-- WORK TO COMPLETE --
Copy all of the material exactly. Pictures are not to appear in the copy.

========================================================================

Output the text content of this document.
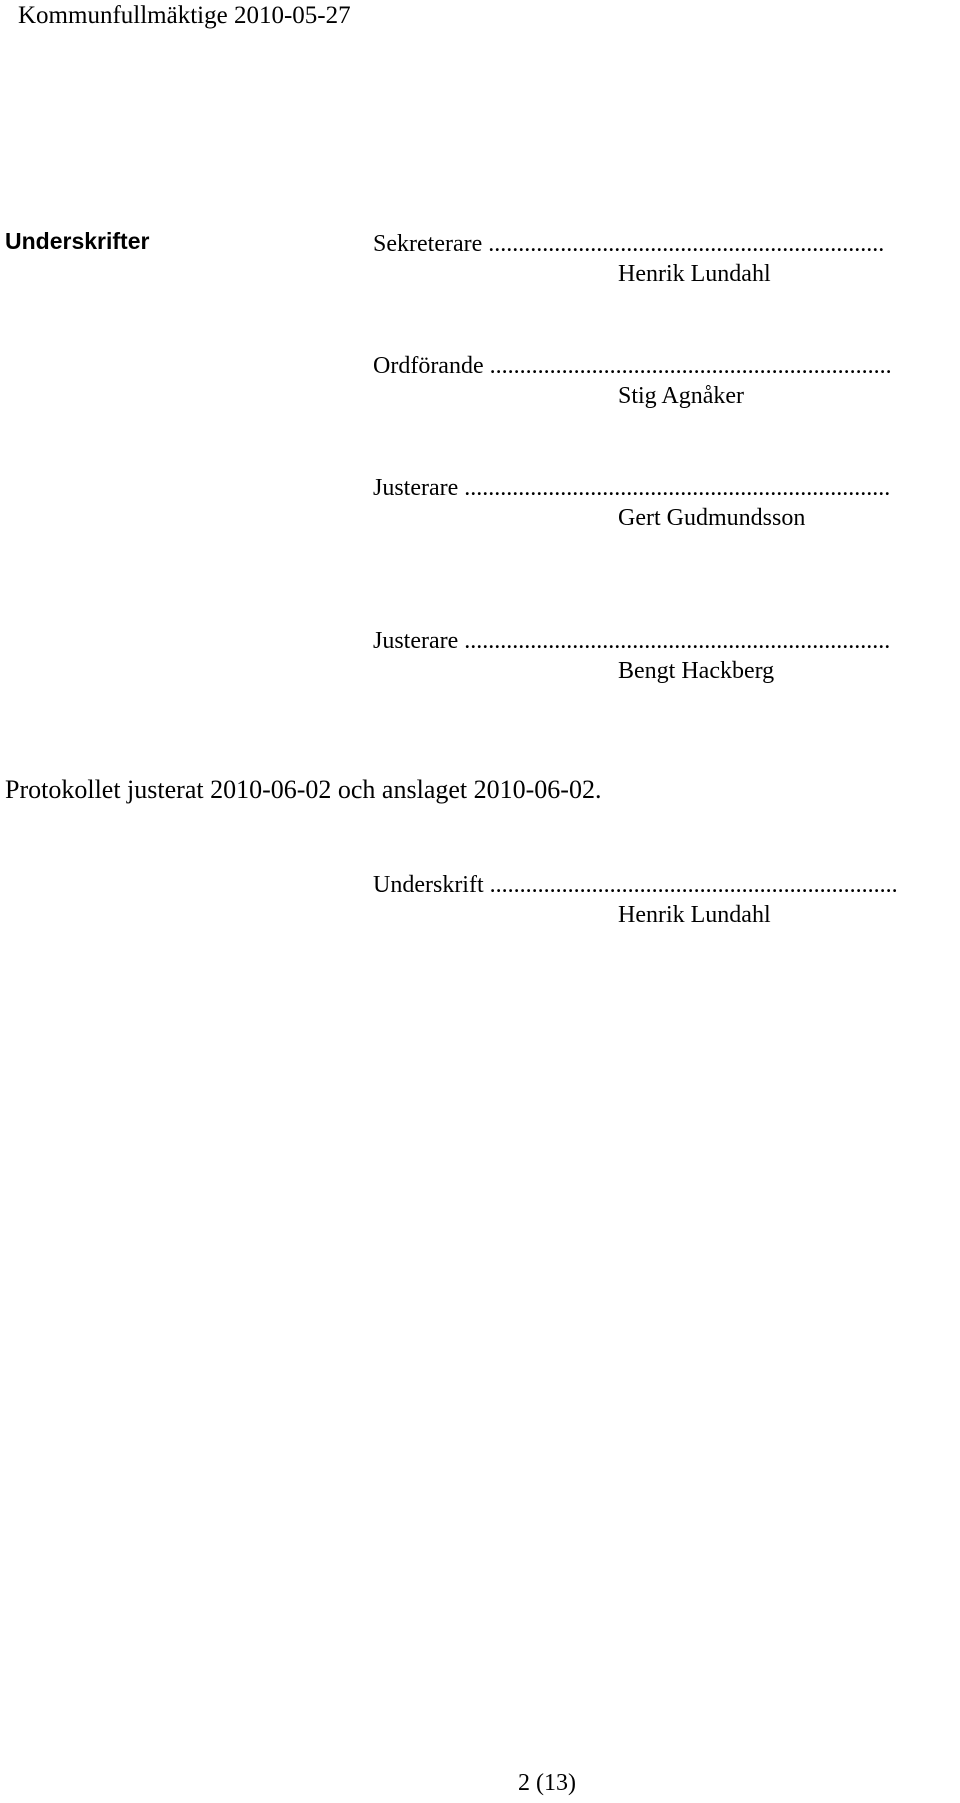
Kommunfullmäktige 2010-05-27

Underskrifter	Sekreterare ..................................................................

Henrik Lundahl

Ordförande ...................................................................

Stig Agnåker

Justerare .......................................................................

Gert Gudmundsson

Justerare .......................................................................

Bengt Hackberg

Protokollet justerat 2010-06-02 och anslaget 2010-06-02.

Underskrift ....................................................................

Henrik Lundahl

2 (13)
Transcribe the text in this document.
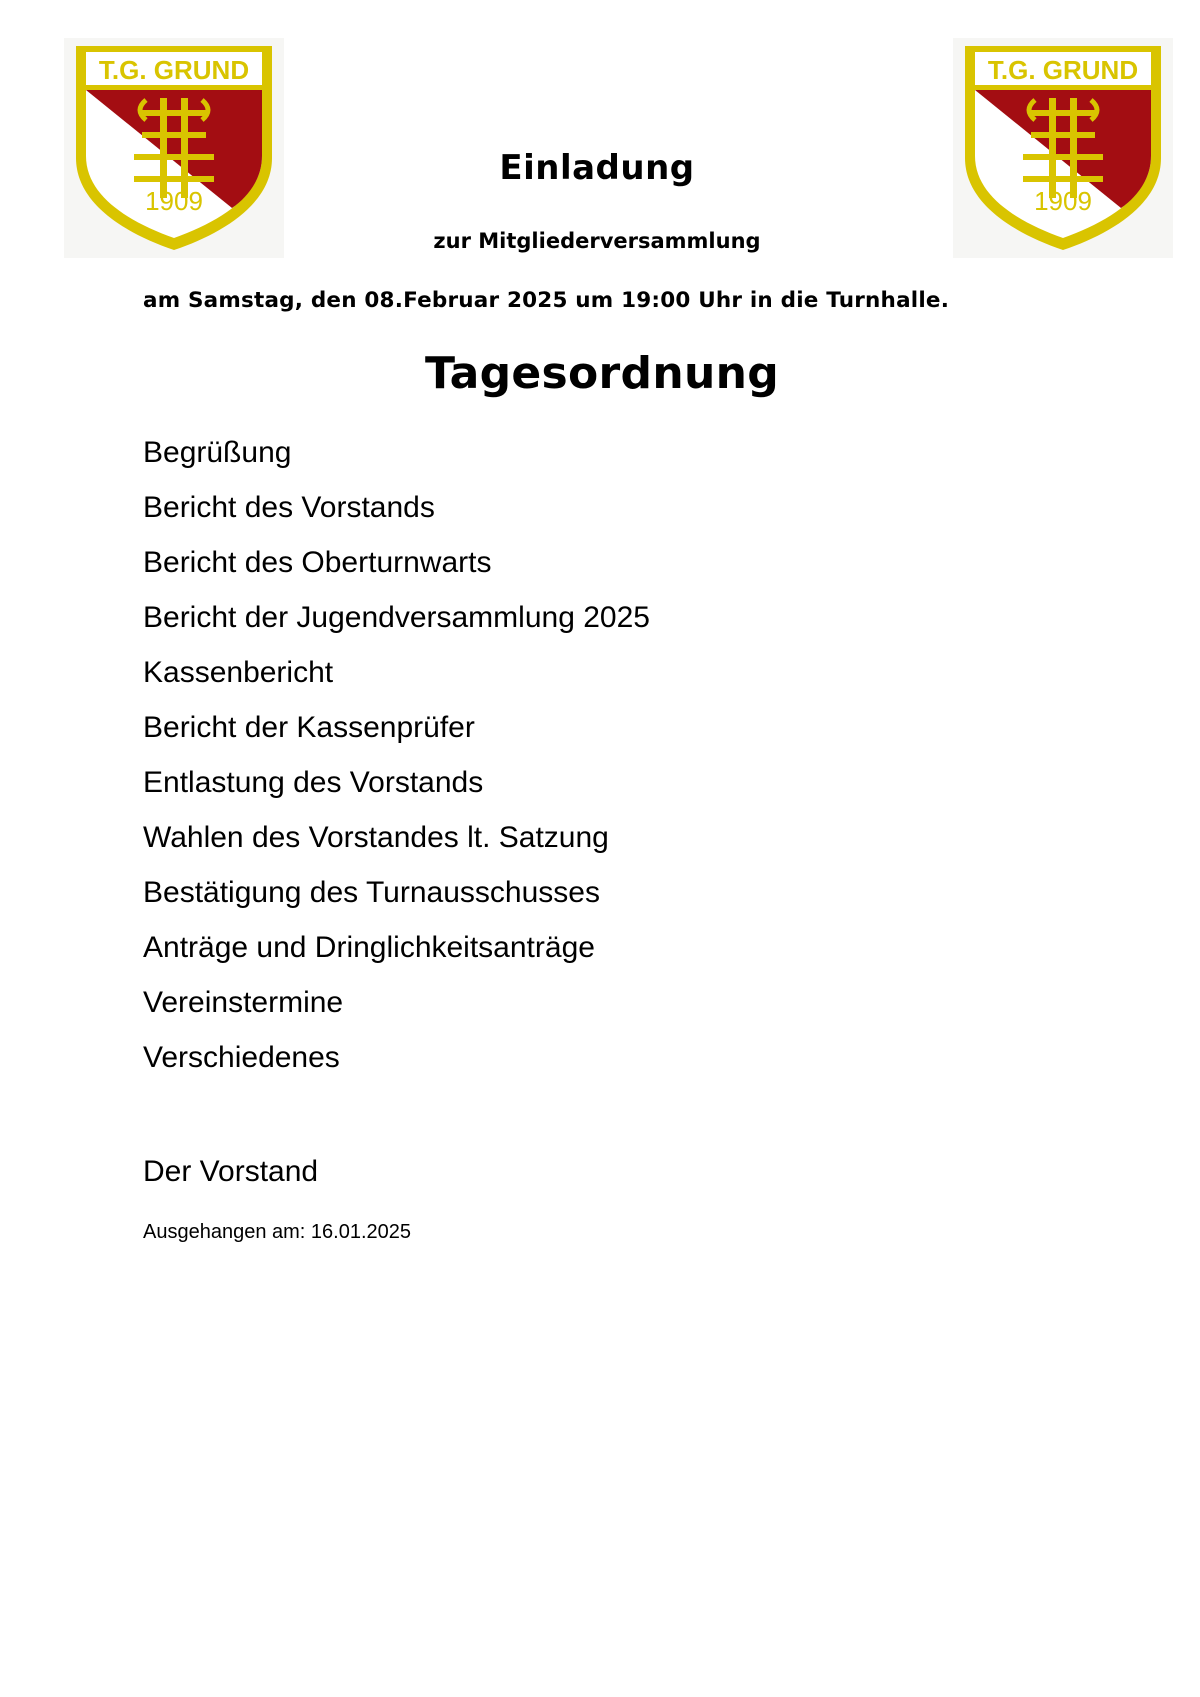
T.G. GRUND
1909
T.G. GRUND
1909
Einladung
zur Mitgliederversammlung
am Samstag, den 08.Februar 2025 um 19:00 Uhr in die Turnhalle.
Tagesordnung
Begrüßung
Bericht des Vorstands
Bericht des Oberturnwarts
Bericht der Jugendversammlung 2025
Kassenbericht
Bericht der Kassenprüfer
Entlastung des Vorstands
Wahlen des Vorstandes lt. Satzung
Bestätigung des Turnausschusses
Anträge und Dringlichkeitsanträge
Vereinstermine
Verschiedenes
Der Vorstand
Ausgehangen am: 16.01.2025
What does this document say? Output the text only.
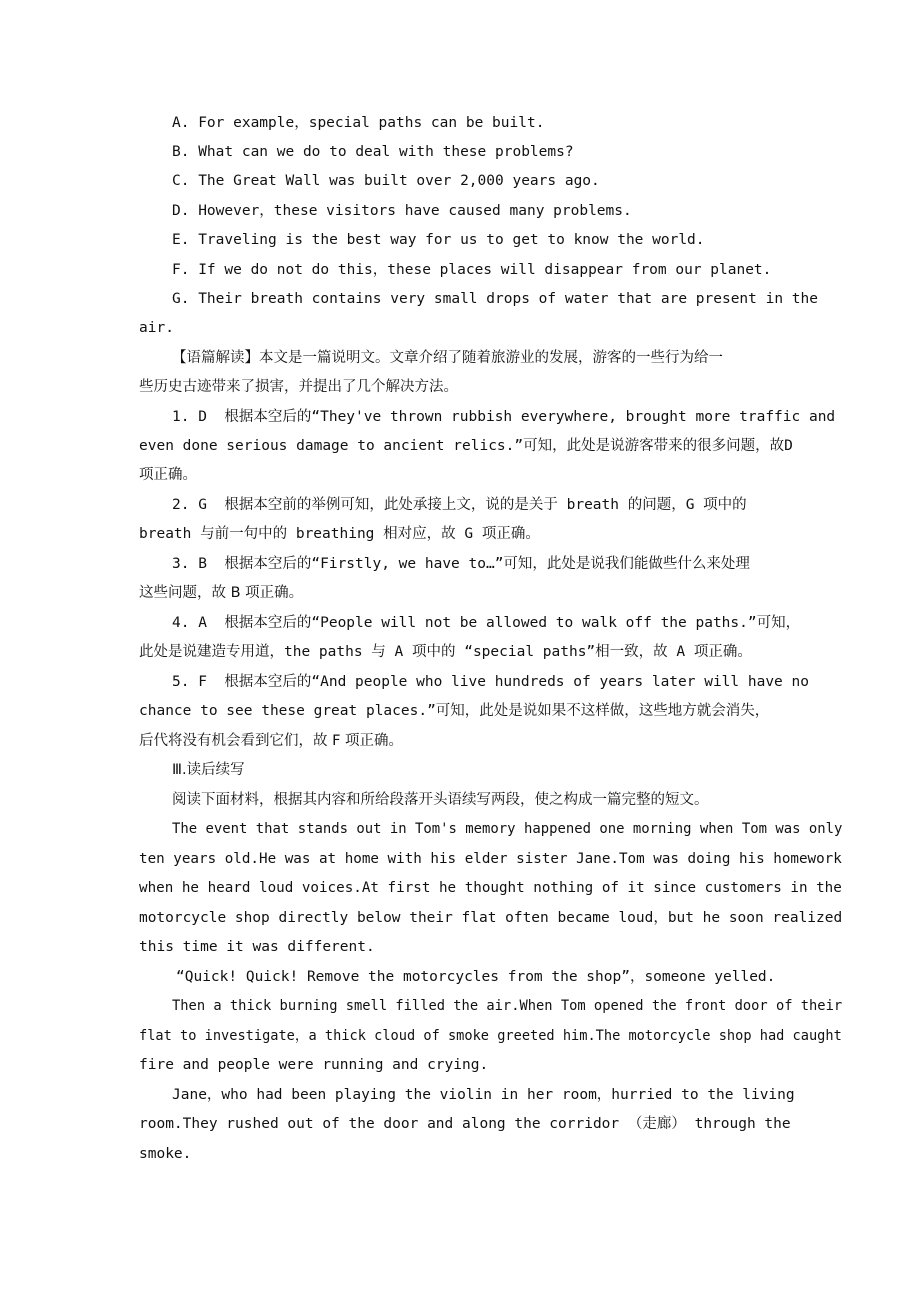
A. For example，special paths can be built.
B. What can we do to deal with these problems?
C. The Great Wall was built over 2,000 years ago.
D. However，these visitors have caused many problems.
E. Traveling is the best way for us to get to know the world.
F. If we do not do this，these places will disappear from our planet.
G. Their breath contains very small drops of water that are present in the
air.
【语篇解读】本文是一篇说明文。文章介绍了随着旅游业的发展，游客的一些行为给一
些历史古迹带来了损害，并提出了几个解决方法。
1. D  根据本空后的“They've thrown rubbish everywhere, brought more traffic and
even done serious damage to ancient relics.”可知，此处是说游客带来的很多问题，故D
项正确。
2. G  根据本空前的举例可知，此处承接上文，说的是关于 breath 的问题，G 项中的
breath 与前一句中的 breathing 相对应，故 G 项正确。
3. B  根据本空后的“Firstly, we have to…”可知，此处是说我们能做些什么来处理
这些问题，故 B 项正确。
4. A  根据本空后的“People will not be allowed to walk off the paths.”可知，
此处是说建造专用道，the paths 与 A 项中的 “special paths”相一致，故 A 项正确。
5. F  根据本空后的“And people who live hundreds of years later will have no
chance to see these great places.”可知，此处是说如果不这样做，这些地方就会消失，
后代将没有机会看到它们，故 F 项正确。
Ⅲ.读后续写
阅读下面材料，根据其内容和所给段落开头语续写两段，使之构成一篇完整的短文。
The event that stands out in Tom's memory happened one morning when Tom was only
ten years old.He was at home with his elder sister Jane.Tom was doing his homework
when he heard loud voices.At first he thought nothing of it since customers in the
motorcycle shop directly below their flat often became loud，but he soon realized
this time it was different.
“Quick! Quick! Remove the motorcycles from the shop”，someone yelled.
Then a thick burning smell filled the air.When Tom opened the front door of their
flat to investigate，a thick cloud of smoke greeted him.The motorcycle shop had caught
fire and people were running and crying.
Jane，who had been playing the violin in her room，hurried to the living
room.They rushed out of the door and along the corridor （走廊） through the
smoke.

========================================================================

-- SOLVED EXERCISE --
Output the text content of this document.
Kommunfullmäktige 2010-05-27

Underskrifter	Sekreterare ..................................................................

Henrik Lundahl

Ordförande ...................................................................

Stig Agnåker

Justerare .......................................................................

Gert Gudmundsson

Justerare .......................................................................

Bengt Hackberg

Protokollet justerat 2010-06-02 och anslaget 2010-06-02.

Underskrift ....................................................................

Henrik Lundahl

2 (13)
Transcribe the text in this document.
T.G. GRUND
1909
T.G. GRUND
1909
Einladung
zur Mitgliederversammlung
am Samstag, den 08.Februar 2025 um 19:00 Uhr in die Turnhalle.
Tagesordnung
Begrüßung
Bericht des Vorstands
Bericht des Oberturnwarts
Bericht der Jugendversammlung 2025
Kassenbericht
Bericht der Kassenprüfer
Entlastung des Vorstands
Wahlen des Vorstandes lt. Satzung
Bestätigung des Turnausschusses
Anträge und Dringlichkeitsanträge
Vereinstermine
Verschiedenes
Der Vorstand
Ausgehangen am: 16.01.2025
What does this document say? Output the text only.
A. For example，special paths can be built.
B. What can we do to deal with these problems?
C. The Great Wall was built over 2,000 years ago.
D. However，these visitors have caused many problems.
E. Traveling is the best way for us to get to know the world.
F. If we do not do this，these places will disappear from our planet.
G. Their breath contains very small drops of water that are present in the
air.
【语篇解读】本文是一篇说明文。文章介绍了随着旅游业的发展，游客的一些行为给一
些历史古迹带来了损害，并提出了几个解决方法。
1. D  根据本空后的“They've thrown rubbish everywhere, brought more traffic and
even done serious damage to ancient relics.”可知，此处是说游客带来的很多问题，故D
项正确。
2. G  根据本空前的举例可知，此处承接上文，说的是关于 breath 的问题，G 项中的
breath 与前一句中的 breathing 相对应，故 G 项正确。
3. B  根据本空后的“Firstly, we have to…”可知，此处是说我们能做些什么来处理
这些问题，故 B 项正确。
4. A  根据本空后的“People will not be allowed to walk off the paths.”可知，
此处是说建造专用道，the paths 与 A 项中的 “special paths”相一致，故 A 项正确。
5. F  根据本空后的“And people who live hundreds of years later will have no
chance to see these great places.”可知，此处是说如果不这样做，这些地方就会消失，
后代将没有机会看到它们，故 F 项正确。
Ⅲ.读后续写
阅读下面材料，根据其内容和所给段落开头语续写两段，使之构成一篇完整的短文。
The event that stands out in Tom's memory happened one morning when Tom was only
ten years old.He was at home with his elder sister Jane.Tom was doing his homework
when he heard loud voices.At first he thought nothing of it since customers in the
motorcycle shop directly below their flat often became loud，but he soon realized
this time it was different.
“Quick! Quick! Remove the motorcycles from the shop”，someone yelled.
Then a thick burning smell filled the air.When Tom opened the front door of their
flat to investigate，a thick cloud of smoke greeted him.The motorcycle shop had caught
fire and people were running and crying.
Jane，who had been playing the violin in her room，hurried to the living
room.They rushed out of the door and along the corridor （走廊） through the
smoke.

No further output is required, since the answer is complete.